# Task to carry out:
Copy the lines of the listing between the line holding "grid-col-yearend [728, 177, 729, 811]" and the line holding "header-fy2026: 2026年度 [584, 131, 657, 150]", inclusive, reproducing each one verbatim.

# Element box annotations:

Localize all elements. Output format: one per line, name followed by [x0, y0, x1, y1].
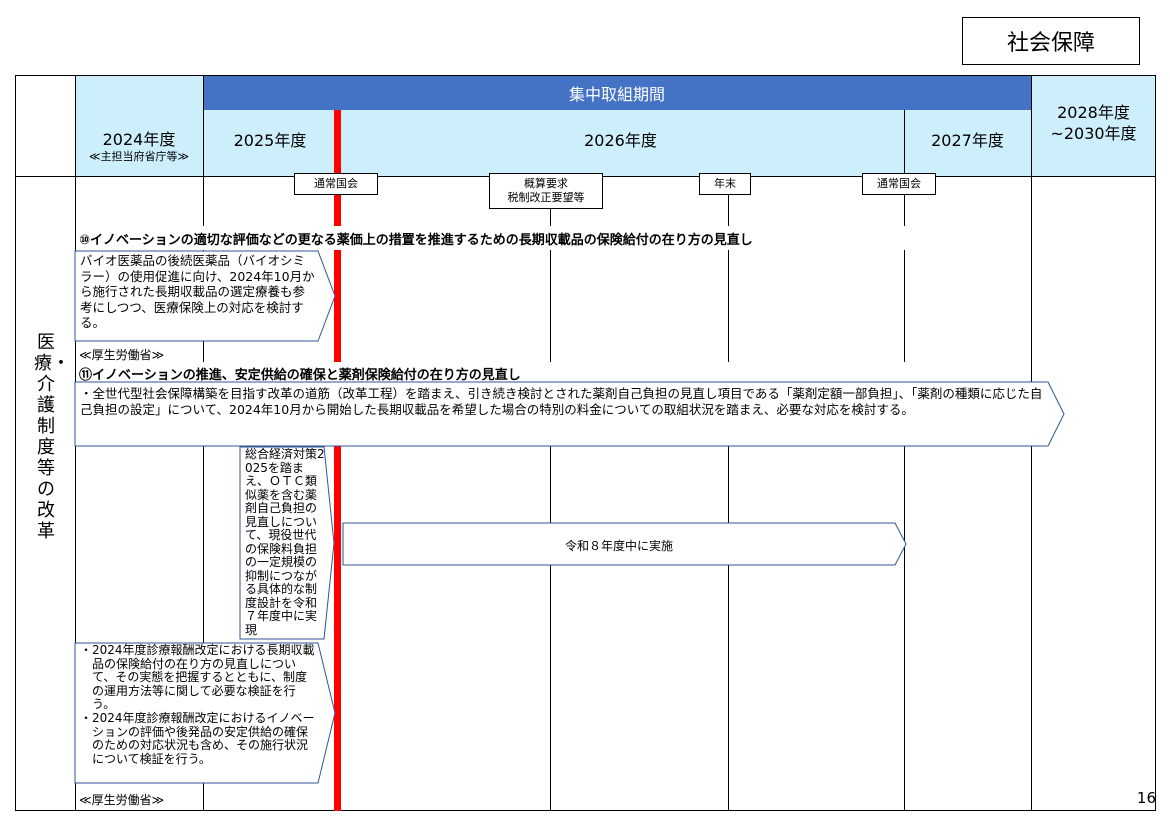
grid-col-yearend [728, 177, 729, 811]
item10-ministry: ≪厚生労働省≫ [79, 348, 165, 362]
title11-band [76, 362, 1030, 382]
grid-outer-left [15, 75, 16, 811]
item11-policy: 総合経済対策2025を踏まえ、ＯＴＣ類似薬を含む薬剤自己負担の見直しについて、現… [245, 447, 325, 637]
header-fy2024-sub: ≪主担当府省庁等≫ [88, 150, 190, 163]
event-budget-line1: 概算要求 [524, 177, 568, 190]
item11-ministry: ≪厚生労働省≫ [79, 793, 165, 807]
grid-outer-bottom [15, 810, 1156, 811]
item11-title: ⑪イノベーションの推進、安定供給の確保と薬剤保険給付の在り方の見直し [79, 368, 521, 383]
header-fy2024-cell [75, 76, 203, 176]
current-date-marker [334, 110, 341, 811]
item10-arrow-shape [74, 250, 336, 342]
header-fy2026: 2026年度 [584, 131, 657, 150]
event-diet-1: 通常国会 [294, 173, 378, 195]
item10-title: ⑩イノベーションの適切な評価などの更なる薬価上の措置を推進するための長期収載品の… [79, 233, 753, 248]
header-fy2028-cell [1031, 76, 1156, 176]
header-fy2028-line2: ~2030年度 [1050, 124, 1137, 143]
header-fy2027: 2027年度 [931, 131, 1004, 150]
event-year-end: 年末 [699, 173, 751, 195]
item10-body: バイオ医薬品の後続医薬品（バイオシミラー）の使用促進に向け、2024年10月から… [80, 253, 315, 330]
item11-review-shape [74, 642, 336, 784]
item11-long-arrow-shape [74, 381, 1065, 447]
page-number: 16 [1136, 789, 1156, 807]
grid-outer-top [15, 75, 1156, 76]
header-years-cell [203, 110, 1031, 176]
item11-body: ・全世代型社会保障構築を目指す改革の道筋（改革工程）を踏まえ、引き続き検討とされ… [80, 386, 1043, 417]
event-budget-request: 概算要求 税制改正要望等 [489, 173, 603, 209]
grid-outer-right [1155, 75, 1156, 811]
header-fy2024: 2024年度 [102, 130, 176, 149]
item11-policy-shape [239, 446, 335, 640]
row-label: 医療・介護制度等の改革 [34, 332, 70, 542]
implementation-label: 令和８年度中に実施 [564, 539, 673, 553]
item11-review-2: ・2024年度診療報酬改定におけるイノベーションの評価や後発品の安定供給の確保の… [80, 711, 315, 766]
item11-review-1: ・2024年度診療報酬改定における長期収載品の保険給付の在り方の見直しについて、… [80, 643, 315, 711]
intensive-period-band: 集中取組期間 [203, 76, 1031, 110]
header-fy2028-line1: 2028年度 [1057, 103, 1130, 122]
header-fy2025: 2025年度 [233, 131, 307, 150]
event-diet-2: 通常国会 [862, 173, 936, 195]
category-tag: 社会保障 [962, 17, 1140, 65]
title10-band [76, 226, 1030, 250]
implementation-arrow-shape [342, 522, 907, 566]
grid-col-budget [550, 177, 551, 811]
event-budget-line2: 税制改正要望等 [507, 191, 585, 204]
grid-col-2027-start [904, 110, 905, 811]
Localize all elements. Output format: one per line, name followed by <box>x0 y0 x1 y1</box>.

# Reply:
grid-col-yearend [728, 177, 729, 811]
item10-ministry: ≪厚生労働省≫ [79, 348, 165, 362]
title11-band [76, 362, 1030, 382]
grid-outer-left [15, 75, 16, 811]
item11-policy: 総合経済対策2025を踏まえ、ＯＴＣ類似薬を含む薬剤自己負担の見直しについて、現… [245, 447, 325, 637]
header-fy2024-sub: ≪主担当府省庁等≫ [88, 150, 190, 163]
event-budget-line1: 概算要求 [524, 177, 568, 190]
item11-ministry: ≪厚生労働省≫ [79, 793, 165, 807]
grid-outer-bottom [15, 810, 1156, 811]
item11-title: ⑪イノベーションの推進、安定供給の確保と薬剤保険給付の在り方の見直し [79, 368, 521, 383]
header-fy2024-cell [75, 76, 203, 176]
current-date-marker [334, 110, 341, 811]
item10-arrow-shape [74, 250, 336, 342]
header-fy2026: 2026年度 [584, 131, 657, 150]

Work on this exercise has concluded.